**Records to use:**
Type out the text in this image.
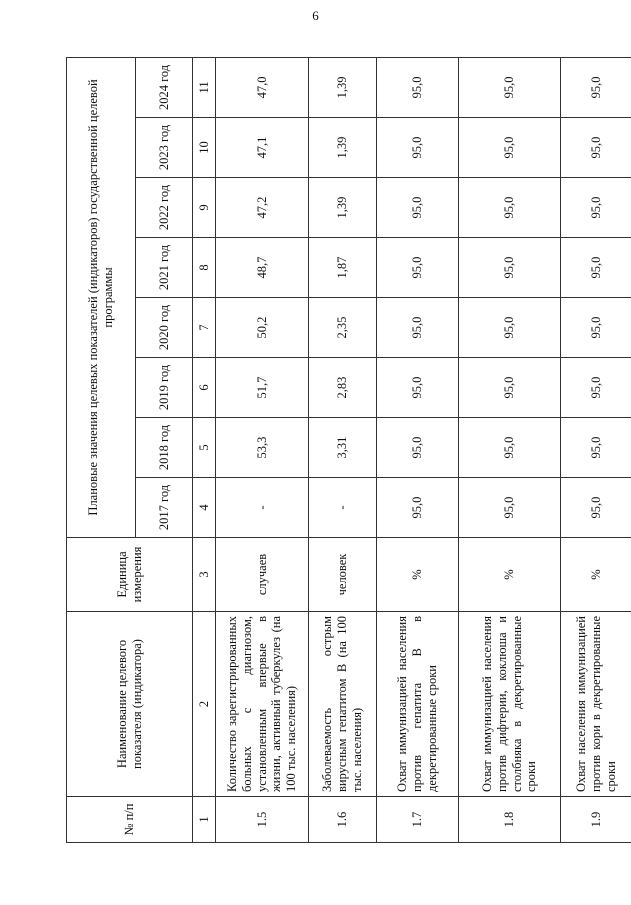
6
№ п/п	Наименование целевого показателя (индикатора)	Единица измерения	Плановые значения целевых показателей (индикаторов) государственной целевой программы							
			2017 год	2018 год	2019 год	2020 год	2021 год	2022 год	2023 год	2024 год
1	2	3	4	5	6	7	8	9	10	11
1.5	Количество зарегистрированных больных с диагнозом, установленным впервые в жизни, активный туберкулез (на 100 тыс. населения)	случаев	-	53,3	51,7	50,2	48,7	47,2	47,1	47,0
1.6	Заболеваемость острым вирусным гепатитом В (на 100 тыс. населения)	человек	-	3,31	2,83	2,35	1,87	1,39	1,39	1,39
1.7	Охват иммунизацией населения против гепатита В в декретированные сроки	%	95,0	95,0	95,0	95,0	95,0	95,0	95,0	95,0
1.8	Охват иммунизацией населения против дифтерии, коклюша и столбняка в декретированные сроки	%	95,0	95,0	95,0	95,0	95,0	95,0	95,0	95,0
1.9	Охват населения иммунизацией против кори в декретированные сроки	%	95,0	95,0	95,0	95,0	95,0	95,0	95,0	95,0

**Goal:** Reproduce the listing exactly. Leave its pictures out.

**Answer in full:**
Type out the text in this image.
6
№ п/п	Наименование целевого показателя (индикатора)	Единица измерения	Плановые значения целевых показателей (индикаторов) государственной целевой программы							
			2017 год	2018 год	2019 год	2020 год	2021 год	2022 год	2023 год	2024 год
1	2	3	4	5	6	7	8	9	10	11
1.5	Количество зарегистрированных больных с диагнозом, установленным впервые в жизни, активный туберкулез (на 100 тыс. населения)	случаев	-	53,3	51,7	50,2	48,7	47,2	47,1	47,0
1.6	Заболеваемость острым вирусным гепатитом В (на 100 тыс. населения)	человек	-	3,31	2,83	2,35	1,87	1,39	1,39	1,39
1.7	Охват иммунизацией населения против гепатита В в декретированные сроки	%	95,0	95,0	95,0	95,0	95,0	95,0	95,0	95,0
1.8	Охват иммунизацией населения против дифтерии, коклюша и столбняка в декретированные сроки	%	95,0	95,0	95,0	95,0	95,0	95,0	95,0	95,0
1.9	Охват населения иммунизацией против кори в декретированные сроки	%	95,0	95,0	95,0	95,0	95,0	95,0	95,0	95,0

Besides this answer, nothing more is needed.